▸ Challenge
Collect every line that includes the string "sens".

▸ Dataset records
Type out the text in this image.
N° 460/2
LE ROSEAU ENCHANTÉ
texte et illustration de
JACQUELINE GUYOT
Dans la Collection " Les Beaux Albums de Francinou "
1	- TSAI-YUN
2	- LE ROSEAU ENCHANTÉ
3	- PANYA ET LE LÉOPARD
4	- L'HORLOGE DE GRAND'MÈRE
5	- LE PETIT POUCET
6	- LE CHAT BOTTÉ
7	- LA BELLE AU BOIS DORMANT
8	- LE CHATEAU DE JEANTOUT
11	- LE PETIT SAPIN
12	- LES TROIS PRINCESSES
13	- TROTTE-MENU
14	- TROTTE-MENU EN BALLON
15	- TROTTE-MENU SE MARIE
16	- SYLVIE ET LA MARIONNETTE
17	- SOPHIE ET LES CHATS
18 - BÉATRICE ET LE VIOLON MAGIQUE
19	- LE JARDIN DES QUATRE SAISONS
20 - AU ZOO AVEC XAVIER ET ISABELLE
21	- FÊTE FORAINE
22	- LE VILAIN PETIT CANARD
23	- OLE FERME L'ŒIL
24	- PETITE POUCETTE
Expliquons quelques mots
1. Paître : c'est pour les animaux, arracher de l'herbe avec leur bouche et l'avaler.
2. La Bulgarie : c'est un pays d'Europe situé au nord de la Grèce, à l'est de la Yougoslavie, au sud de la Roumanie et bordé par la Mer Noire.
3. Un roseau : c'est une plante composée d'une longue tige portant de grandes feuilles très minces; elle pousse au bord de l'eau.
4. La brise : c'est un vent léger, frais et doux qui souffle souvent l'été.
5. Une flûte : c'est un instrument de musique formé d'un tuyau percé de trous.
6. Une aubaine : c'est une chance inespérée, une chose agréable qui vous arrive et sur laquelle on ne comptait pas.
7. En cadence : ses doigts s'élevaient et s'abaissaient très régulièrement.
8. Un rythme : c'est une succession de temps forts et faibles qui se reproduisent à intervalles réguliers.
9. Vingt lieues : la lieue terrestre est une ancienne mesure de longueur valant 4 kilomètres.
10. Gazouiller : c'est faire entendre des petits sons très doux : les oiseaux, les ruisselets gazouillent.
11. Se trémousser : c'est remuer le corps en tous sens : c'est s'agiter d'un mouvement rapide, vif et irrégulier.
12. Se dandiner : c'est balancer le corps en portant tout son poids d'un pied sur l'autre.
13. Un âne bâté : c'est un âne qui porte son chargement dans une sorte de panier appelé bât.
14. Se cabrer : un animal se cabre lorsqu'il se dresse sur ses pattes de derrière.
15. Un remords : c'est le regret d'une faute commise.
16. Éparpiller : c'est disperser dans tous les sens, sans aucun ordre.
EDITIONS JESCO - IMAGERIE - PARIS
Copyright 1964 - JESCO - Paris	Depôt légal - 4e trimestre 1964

▸ Task response
11. Se trémousser : c'est remuer le corps en tous sens : c'est s'agiter d'un mouvement rapide, vif et irrégulier.
16. Éparpiller : c'est disperser dans tous les sens, sans aucun ordre.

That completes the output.